Go through the material below and copy each line where the word "пана" appears.

DATA LINES:
— start —

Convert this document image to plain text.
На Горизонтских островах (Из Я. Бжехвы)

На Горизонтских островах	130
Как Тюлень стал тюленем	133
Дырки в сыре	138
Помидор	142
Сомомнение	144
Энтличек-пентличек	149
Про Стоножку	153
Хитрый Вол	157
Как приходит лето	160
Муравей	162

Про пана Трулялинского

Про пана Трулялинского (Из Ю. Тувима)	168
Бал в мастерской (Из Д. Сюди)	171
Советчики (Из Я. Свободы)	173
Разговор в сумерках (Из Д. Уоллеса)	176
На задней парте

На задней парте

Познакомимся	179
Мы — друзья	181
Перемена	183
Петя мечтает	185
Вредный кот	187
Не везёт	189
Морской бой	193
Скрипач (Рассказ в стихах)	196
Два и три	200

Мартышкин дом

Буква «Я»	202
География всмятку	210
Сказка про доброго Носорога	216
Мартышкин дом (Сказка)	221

— end —
— start —

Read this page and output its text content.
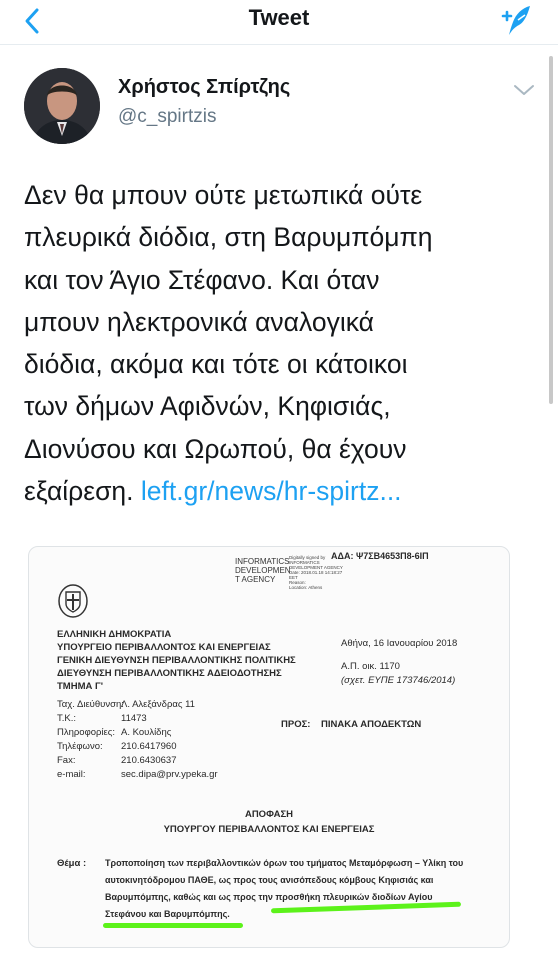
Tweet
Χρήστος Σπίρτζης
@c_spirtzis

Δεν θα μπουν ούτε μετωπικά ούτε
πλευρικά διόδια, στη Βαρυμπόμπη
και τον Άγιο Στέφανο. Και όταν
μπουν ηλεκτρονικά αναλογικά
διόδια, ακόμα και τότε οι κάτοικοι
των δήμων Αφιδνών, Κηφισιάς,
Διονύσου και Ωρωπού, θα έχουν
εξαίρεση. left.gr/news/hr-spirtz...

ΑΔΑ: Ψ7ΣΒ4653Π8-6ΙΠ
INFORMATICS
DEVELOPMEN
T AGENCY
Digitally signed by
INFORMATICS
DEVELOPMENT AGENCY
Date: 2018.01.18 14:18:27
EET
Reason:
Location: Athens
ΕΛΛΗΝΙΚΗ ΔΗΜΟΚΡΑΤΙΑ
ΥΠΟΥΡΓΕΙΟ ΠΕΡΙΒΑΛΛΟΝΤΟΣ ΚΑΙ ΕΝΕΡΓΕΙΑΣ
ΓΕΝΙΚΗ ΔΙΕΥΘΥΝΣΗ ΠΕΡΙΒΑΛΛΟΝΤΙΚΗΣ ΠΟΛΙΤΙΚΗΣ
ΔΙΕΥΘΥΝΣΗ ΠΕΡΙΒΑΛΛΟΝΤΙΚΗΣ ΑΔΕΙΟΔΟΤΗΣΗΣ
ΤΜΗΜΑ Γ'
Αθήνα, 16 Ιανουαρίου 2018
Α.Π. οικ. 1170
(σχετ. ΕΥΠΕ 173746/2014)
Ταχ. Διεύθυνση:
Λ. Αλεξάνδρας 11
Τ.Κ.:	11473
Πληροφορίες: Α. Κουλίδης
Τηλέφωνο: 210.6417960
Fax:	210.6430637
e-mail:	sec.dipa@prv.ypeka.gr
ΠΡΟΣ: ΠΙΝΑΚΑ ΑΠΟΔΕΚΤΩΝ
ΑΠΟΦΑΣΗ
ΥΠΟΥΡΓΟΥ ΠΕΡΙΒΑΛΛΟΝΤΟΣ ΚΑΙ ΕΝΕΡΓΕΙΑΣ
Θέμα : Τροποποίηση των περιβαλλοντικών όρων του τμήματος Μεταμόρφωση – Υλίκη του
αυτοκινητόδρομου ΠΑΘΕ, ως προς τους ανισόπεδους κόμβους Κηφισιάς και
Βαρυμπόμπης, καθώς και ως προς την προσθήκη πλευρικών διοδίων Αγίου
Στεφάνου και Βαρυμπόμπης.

— end —

RESULT FOR THIS EXERCISE:
Про пана Трулялинского
Про пана Трулялинского (Из Ю. Тувима)	168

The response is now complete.